- _STATED TASK_:
Copy every line that contains the string "Todos" from the entries below.

[Dataset records]
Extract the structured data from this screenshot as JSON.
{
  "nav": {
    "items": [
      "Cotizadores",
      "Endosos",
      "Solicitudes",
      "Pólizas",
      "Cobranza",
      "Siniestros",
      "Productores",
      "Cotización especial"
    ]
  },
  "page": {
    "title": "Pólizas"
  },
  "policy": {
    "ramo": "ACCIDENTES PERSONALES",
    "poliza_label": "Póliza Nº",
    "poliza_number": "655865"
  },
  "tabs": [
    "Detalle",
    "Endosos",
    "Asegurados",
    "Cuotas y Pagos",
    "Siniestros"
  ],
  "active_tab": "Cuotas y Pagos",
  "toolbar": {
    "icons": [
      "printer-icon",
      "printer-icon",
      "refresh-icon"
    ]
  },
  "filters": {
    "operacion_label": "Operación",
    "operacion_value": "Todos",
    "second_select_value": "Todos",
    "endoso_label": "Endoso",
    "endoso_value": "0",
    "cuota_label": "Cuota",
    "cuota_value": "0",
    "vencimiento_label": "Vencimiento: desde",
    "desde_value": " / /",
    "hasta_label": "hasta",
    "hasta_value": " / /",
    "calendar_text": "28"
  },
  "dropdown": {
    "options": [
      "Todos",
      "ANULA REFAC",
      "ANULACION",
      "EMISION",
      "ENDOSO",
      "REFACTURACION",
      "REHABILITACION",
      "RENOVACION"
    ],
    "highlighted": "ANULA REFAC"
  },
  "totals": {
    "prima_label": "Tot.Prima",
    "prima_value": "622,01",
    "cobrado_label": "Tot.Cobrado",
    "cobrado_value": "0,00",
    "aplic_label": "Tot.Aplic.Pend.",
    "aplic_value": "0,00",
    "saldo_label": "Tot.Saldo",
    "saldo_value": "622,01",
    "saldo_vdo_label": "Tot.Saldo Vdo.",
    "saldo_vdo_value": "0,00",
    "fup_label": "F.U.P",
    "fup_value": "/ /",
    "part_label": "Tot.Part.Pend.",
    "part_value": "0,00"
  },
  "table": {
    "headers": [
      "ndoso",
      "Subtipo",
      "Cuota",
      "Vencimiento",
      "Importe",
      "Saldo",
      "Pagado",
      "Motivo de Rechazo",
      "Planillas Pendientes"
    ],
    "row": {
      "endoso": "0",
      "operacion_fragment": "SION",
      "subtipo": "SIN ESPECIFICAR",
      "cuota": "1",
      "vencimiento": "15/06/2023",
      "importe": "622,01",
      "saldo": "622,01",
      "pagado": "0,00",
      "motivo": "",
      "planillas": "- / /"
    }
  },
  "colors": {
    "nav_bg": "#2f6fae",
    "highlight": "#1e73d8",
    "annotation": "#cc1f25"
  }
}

- _SOLUTION TO THE EXERCISE_:
    "operacion_value": "Todos",
    "second_select_value": "Todos",
      "Todos",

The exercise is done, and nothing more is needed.